### Exercise description
Transcribe each line of the records below exactly, excluding any embedded images.

[Collected data entries]
★ ★ ★ ★ ★

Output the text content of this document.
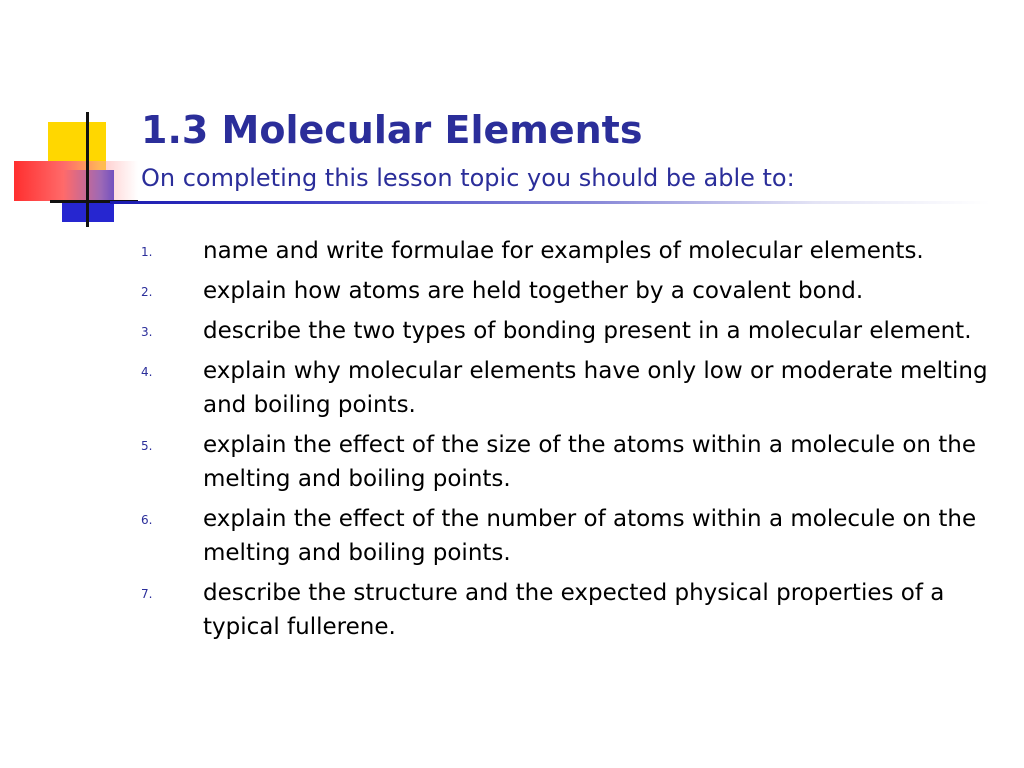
1.3 Molecular Elements

On completing this lesson topic you should be able to:

1. name and write formulae for examples of molecular elements.
2. explain how atoms are held together by a covalent bond.
3. describe the two types of bonding present in a molecular element.
4. explain why molecular elements have only low or moderate melting and boiling points.
5. explain the effect of the size of the atoms within a molecule on the melting and boiling points.
6. explain the effect of the number of atoms within a molecule on the melting and boiling points.
7. describe the structure and the expected physical properties of a typical fullerene.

★ ★ ★ ★ ★

### Final result
Output the text content of this document.
1.3 Molecular Elements

On completing this lesson topic you should be able to:

1. name and write formulae for examples of molecular elements.
2. explain how atoms are held together by a covalent bond.
3. describe the two types of bonding present in a molecular element.
4. explain why molecular elements have only low or moderate melting and boiling points.
5. explain the effect of the size of the atoms within a molecule on the melting and boiling points.
6. explain the effect of the number of atoms within a molecule on the melting and boiling points.
7. describe the structure and the expected physical properties of a typical fullerene.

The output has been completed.